Document extract:
Sunday, May 9, 2010 @ 12:01 PM Author: clarinda
By The Straits Times China Bureau
Location: A luxury villa project in a Nanjing suburb. Wanted: Two reception assistants. Race: White.
Job advertisements in China can throw up a few surprises for those used to a non-discriminatory employment environment. Here, companies make no apologies about openly stating the race of the employees they seek.
And like it or not, the desired skin colour is often white.
'We want our customers to feel like English aristocrats,' explains Ms Xu Yueqin, 35, a real estate executive working for the Nanjing villa project.
All that is required of the white employees - they must be female too, surprise, surprise - is that they usher prospective customers to a marketing office, where Chinese employees will present the sales pitch.
Asked if she felt uncomfortable about the race-based hiring requirement, she replies, matter-of-factly: 'Other companies do the same thing. By and large, Chinese still think all things Western are better.'
Despite the official line that China has 'stood up' after suffering more than a century of humiliation by the Western powers, there is a lingering hangover in Chinese views about the white man.
Many ordinary Chinese continue to associate whiteness with quality, even to the point of 'silliness', as one scholar puts it.
The result? White foreigners who live and work in the Middle Kingdom find opportunities galore to make a quick buck. Observers estimate that two in five in the 230,000-strong foreign student community here have taken up such race-based jobs at some point.
Some companies ask for Western-looking men to pretend to be company directors just to lend them credibility at meetings with potential clients or government officials. In other cases, whites are roped in to help promote upmarket products such as wine or jewellery.
And for schools teaching English, being white has almost become the standard prerequisite for prospective teachers. On first sight, this might seem reasonable if the Caucasian in question is indeed a native English speaker.
But when schools have to choose between a teacher with good English and another with the right ethnic appearance, they invariably opt for the latter even if he or she is less qualified, points out Mr Gregory Bryant, 26, an American who has been living in Beijing since 2005.
One school he taught at passed over Asian Americans who spoke English as their first language for an Eastern European who spoke English 'with a heavy accent'.
'It's a ludicrous hiring standard and it's wrong,' he says. 'But unfortunately, that's the reality we're dealing with in China - a culture that is consumed by appearances and stereotypes.'
Just this year, Mr Bryant was asked by a Chinese ad agency to become the face of the Scotch whisky Chivas Regal, at a Beijing promotional event, even though he does not hail from Scotland. He turned it down.
If he had not, he would have been paid 150 yuan (S$30) an hour, or roughly 10 times the market rate for a local.

Record extracts:
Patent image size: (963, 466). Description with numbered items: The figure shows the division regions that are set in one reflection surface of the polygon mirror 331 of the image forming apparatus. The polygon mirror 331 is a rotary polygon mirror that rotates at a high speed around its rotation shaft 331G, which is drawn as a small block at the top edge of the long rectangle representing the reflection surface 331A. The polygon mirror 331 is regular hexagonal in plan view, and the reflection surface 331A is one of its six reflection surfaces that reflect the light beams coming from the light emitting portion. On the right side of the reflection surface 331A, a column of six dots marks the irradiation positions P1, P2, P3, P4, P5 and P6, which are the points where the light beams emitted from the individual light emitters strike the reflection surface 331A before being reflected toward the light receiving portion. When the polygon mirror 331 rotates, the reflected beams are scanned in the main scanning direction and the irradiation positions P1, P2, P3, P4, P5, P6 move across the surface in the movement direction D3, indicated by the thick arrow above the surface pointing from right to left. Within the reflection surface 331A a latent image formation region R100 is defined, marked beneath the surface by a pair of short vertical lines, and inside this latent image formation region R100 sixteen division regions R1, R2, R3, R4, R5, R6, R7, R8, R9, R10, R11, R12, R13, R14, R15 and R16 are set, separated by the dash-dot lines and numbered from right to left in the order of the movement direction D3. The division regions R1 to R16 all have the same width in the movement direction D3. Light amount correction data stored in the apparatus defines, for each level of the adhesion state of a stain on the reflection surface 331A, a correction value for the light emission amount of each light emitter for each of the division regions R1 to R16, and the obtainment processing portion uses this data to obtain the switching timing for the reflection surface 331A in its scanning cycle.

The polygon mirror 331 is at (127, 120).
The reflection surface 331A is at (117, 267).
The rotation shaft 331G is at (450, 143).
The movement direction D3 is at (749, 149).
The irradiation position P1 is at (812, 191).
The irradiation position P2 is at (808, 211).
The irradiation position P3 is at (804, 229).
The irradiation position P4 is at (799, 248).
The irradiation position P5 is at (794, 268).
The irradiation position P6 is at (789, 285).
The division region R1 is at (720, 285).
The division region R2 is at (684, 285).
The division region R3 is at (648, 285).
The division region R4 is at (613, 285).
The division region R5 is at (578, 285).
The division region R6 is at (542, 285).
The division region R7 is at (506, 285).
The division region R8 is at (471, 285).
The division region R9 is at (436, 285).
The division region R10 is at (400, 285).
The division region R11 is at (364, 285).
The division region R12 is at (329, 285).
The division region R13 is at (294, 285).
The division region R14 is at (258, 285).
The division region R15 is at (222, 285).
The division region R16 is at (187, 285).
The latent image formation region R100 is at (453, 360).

Actions to take:
A – After the items, echo the passage of the article on race-based hiring in China that starts with "But when schools" and goes on through "turned it down.".
B – Using the article on race-based hiring in China above the items, answer these:
(i) How many reception assistants did the Nanjing villa project advertise for?
(ii) Since what year has Gregory Bryant been living in Beijing?
(iii) What hourly pay would he have received for the Chivas Regal promotional event?

Responses by task:
A –
But when schools have to choose between a teacher with good English and another with the right ethnic appearance, they invariably opt for the latter even if he or she is less qualified, points out Mr Gregory Bryant, 26, an American who has been living in Beijing since 2005.
One school he taught at passed over Asian Americans who spoke English as their first language for an Eastern European who spoke English 'with a heavy accent'.
'It's a ludicrous hiring standard and it's wrong,' he says. 'But unfortunately, that's the reality we're dealing with in China - a culture that is consumed by appearances and stereotypes.'
Just this year, Mr Bryant was asked by a Chinese ad agency to become the face of the Scotch whisky Chivas Regal, at a Beijing promotional event, even though he does not hail from Scotland. He turned it down.

B –
(i) Two.
(ii) 2005.
(iii) 150 yuan (S$30) an hour.